| Request |
Spot every line with the word "from" and return it.

| Material supplied |
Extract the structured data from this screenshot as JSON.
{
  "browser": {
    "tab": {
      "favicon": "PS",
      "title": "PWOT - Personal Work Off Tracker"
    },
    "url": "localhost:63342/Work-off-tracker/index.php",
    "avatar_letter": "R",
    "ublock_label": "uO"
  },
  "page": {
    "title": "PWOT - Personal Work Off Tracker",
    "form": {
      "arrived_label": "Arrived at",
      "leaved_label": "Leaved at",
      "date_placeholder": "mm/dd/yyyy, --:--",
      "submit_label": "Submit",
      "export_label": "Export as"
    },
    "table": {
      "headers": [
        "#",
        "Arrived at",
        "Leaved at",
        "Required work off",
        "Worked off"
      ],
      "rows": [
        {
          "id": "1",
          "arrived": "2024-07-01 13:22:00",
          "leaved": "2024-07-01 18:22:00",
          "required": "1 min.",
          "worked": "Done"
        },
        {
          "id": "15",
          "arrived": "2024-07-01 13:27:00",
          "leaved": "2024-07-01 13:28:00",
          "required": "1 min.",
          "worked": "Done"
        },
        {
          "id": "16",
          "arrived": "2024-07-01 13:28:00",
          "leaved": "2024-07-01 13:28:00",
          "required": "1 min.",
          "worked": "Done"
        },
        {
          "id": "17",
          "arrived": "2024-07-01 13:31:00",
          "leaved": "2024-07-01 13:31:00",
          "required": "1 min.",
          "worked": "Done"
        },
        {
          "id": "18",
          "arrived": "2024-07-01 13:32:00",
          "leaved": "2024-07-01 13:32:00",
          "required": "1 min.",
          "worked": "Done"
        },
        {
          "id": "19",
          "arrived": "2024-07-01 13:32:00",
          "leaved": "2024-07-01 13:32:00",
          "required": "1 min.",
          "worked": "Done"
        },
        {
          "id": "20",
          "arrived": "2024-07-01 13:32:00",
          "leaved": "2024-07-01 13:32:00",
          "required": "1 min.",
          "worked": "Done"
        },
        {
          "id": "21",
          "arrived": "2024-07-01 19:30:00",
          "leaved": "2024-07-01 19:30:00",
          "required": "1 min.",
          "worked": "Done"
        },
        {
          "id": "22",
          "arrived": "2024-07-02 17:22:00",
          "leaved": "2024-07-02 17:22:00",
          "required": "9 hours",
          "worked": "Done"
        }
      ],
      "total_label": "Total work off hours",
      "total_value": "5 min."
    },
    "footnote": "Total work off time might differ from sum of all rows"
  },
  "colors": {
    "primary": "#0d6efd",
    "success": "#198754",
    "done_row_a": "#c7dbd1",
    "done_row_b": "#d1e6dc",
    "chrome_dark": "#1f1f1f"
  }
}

| Task answer |
Extract the structured data from this screenshot as JSON.
    "footnote": "Total work off time might differ from sum of all rows"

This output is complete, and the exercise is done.